> **Exercise instructions**
Starting at the first line of the entries and ending at the line containing "x-tick-label: 200: [1295, 954, 1353, 993]", write those lines out again with "Mean Arterial Pressure" replaced by "Average Arterial Pressure" and everything else unchanged.

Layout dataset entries
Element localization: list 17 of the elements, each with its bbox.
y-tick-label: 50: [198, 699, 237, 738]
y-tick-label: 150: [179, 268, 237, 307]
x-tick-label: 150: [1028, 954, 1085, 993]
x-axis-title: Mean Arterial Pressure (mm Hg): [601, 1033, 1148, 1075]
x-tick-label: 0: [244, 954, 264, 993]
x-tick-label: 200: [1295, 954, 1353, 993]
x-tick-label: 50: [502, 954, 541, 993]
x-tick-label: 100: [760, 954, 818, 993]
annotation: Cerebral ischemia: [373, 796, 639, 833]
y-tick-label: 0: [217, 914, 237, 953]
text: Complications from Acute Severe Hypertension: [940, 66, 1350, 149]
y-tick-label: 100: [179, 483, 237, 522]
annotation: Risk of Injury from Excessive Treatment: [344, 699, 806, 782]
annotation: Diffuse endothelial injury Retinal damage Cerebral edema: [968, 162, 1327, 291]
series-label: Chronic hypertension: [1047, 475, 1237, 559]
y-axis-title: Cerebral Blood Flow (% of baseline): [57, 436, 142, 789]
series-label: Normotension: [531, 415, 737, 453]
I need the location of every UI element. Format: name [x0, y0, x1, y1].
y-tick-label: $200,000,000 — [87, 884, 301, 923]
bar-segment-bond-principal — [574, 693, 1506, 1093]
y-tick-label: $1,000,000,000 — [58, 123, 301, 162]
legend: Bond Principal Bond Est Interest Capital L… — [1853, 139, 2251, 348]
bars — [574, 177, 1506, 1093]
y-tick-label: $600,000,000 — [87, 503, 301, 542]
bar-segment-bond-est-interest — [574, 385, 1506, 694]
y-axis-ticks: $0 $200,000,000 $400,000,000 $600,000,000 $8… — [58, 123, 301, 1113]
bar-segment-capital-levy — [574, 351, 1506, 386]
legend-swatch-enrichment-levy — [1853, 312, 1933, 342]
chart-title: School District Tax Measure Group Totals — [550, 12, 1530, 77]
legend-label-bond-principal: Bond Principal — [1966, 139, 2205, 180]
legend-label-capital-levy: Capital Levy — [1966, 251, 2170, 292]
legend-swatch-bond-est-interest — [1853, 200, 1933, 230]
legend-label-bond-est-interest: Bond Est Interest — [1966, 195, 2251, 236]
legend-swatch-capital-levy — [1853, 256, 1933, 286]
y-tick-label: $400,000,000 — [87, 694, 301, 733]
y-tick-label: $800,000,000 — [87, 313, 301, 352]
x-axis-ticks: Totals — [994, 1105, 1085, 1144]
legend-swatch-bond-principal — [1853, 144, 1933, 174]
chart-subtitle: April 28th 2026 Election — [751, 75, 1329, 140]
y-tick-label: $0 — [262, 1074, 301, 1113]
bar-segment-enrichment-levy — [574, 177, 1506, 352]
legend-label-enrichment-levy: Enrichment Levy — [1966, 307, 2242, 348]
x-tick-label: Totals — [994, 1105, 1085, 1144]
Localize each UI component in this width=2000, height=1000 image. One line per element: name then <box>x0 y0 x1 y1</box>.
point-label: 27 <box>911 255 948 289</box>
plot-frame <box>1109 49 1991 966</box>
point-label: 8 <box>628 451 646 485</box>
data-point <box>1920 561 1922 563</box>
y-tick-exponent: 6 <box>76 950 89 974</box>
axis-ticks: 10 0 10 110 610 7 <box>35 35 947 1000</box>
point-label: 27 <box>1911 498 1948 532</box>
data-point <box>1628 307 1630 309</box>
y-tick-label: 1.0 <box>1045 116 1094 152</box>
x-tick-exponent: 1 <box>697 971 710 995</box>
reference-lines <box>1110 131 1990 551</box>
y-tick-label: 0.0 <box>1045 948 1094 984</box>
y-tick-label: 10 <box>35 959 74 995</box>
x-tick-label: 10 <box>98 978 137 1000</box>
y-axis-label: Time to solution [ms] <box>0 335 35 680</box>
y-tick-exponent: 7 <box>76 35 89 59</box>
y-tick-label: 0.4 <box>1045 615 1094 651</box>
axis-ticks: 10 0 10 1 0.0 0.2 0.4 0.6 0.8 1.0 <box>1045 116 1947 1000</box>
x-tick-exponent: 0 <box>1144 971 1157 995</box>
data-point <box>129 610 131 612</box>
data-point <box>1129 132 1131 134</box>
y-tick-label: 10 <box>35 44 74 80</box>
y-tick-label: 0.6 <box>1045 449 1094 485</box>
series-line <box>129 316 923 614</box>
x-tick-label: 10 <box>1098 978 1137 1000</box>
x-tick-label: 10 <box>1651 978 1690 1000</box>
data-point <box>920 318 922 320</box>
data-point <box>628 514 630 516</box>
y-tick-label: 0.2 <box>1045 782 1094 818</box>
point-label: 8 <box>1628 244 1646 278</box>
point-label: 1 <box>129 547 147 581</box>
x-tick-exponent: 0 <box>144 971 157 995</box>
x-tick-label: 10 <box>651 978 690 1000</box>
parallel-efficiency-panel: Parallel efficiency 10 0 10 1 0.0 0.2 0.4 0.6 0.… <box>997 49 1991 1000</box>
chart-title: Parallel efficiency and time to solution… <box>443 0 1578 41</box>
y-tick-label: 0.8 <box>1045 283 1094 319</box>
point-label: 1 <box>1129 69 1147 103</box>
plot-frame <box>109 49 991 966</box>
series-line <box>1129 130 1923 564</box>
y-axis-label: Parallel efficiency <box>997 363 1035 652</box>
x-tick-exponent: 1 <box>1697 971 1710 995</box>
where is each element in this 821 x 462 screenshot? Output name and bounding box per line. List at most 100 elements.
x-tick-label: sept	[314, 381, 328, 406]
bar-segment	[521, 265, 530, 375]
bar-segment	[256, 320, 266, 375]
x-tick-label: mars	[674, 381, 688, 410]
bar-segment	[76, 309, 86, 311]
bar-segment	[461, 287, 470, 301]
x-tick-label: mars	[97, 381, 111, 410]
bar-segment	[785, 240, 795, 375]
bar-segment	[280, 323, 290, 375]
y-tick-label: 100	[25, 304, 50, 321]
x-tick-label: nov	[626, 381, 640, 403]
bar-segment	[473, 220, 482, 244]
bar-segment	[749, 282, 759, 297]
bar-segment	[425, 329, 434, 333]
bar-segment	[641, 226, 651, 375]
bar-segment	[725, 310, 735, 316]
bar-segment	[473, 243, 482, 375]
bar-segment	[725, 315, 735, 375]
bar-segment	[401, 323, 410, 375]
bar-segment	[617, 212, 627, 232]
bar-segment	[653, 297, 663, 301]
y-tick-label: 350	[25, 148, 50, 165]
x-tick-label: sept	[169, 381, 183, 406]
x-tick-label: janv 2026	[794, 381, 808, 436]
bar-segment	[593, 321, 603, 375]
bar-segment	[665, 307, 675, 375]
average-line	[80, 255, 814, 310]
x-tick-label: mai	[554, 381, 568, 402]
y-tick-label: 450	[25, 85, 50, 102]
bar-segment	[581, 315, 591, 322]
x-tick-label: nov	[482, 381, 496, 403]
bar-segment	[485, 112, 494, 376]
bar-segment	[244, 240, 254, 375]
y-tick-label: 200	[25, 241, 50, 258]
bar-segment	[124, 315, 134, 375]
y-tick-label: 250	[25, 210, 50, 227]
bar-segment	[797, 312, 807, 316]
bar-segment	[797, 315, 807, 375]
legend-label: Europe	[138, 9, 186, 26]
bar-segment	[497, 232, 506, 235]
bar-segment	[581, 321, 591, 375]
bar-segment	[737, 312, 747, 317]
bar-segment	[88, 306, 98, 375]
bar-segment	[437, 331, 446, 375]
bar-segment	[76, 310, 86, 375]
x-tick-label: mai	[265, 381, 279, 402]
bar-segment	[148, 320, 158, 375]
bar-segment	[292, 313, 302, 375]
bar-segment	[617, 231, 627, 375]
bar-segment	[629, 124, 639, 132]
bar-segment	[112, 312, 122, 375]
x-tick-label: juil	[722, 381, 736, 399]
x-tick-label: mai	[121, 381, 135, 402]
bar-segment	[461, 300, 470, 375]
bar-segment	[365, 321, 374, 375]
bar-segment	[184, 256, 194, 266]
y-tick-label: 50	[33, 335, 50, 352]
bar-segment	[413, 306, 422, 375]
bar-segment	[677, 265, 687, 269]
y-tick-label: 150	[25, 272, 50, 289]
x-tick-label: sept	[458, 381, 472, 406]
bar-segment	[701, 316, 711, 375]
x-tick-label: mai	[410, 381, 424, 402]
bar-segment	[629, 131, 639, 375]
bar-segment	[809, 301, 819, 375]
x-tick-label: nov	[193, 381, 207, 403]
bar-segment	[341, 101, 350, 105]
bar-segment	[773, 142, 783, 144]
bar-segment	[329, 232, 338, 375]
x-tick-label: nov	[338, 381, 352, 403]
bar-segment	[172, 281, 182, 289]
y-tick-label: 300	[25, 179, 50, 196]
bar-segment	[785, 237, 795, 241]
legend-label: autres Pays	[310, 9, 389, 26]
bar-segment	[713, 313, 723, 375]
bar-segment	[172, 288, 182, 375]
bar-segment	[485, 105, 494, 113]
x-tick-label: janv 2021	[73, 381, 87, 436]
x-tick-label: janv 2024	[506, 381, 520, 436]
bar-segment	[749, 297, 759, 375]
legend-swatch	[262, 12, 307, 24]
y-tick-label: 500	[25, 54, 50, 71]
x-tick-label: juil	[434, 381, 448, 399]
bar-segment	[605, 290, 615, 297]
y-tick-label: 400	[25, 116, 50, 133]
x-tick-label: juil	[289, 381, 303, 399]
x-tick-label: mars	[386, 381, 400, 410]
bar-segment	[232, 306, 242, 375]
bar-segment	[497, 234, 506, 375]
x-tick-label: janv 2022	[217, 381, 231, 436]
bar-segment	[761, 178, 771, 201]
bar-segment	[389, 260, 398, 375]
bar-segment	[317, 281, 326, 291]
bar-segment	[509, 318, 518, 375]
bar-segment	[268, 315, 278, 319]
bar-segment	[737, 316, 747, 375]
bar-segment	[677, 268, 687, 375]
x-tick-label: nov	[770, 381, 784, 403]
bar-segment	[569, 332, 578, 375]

> **Exercise result**
Element localization: list 17 of the elements, each with its bbox.
y-tick-label: 50: [198, 699, 237, 738]
y-tick-label: 150: [179, 268, 237, 307]
x-tick-label: 150: [1028, 954, 1085, 993]
x-axis-title: Average Arterial Pressure (mm Hg): [601, 1033, 1148, 1075]
x-tick-label: 0: [244, 954, 264, 993]
x-tick-label: 200: [1295, 954, 1353, 993]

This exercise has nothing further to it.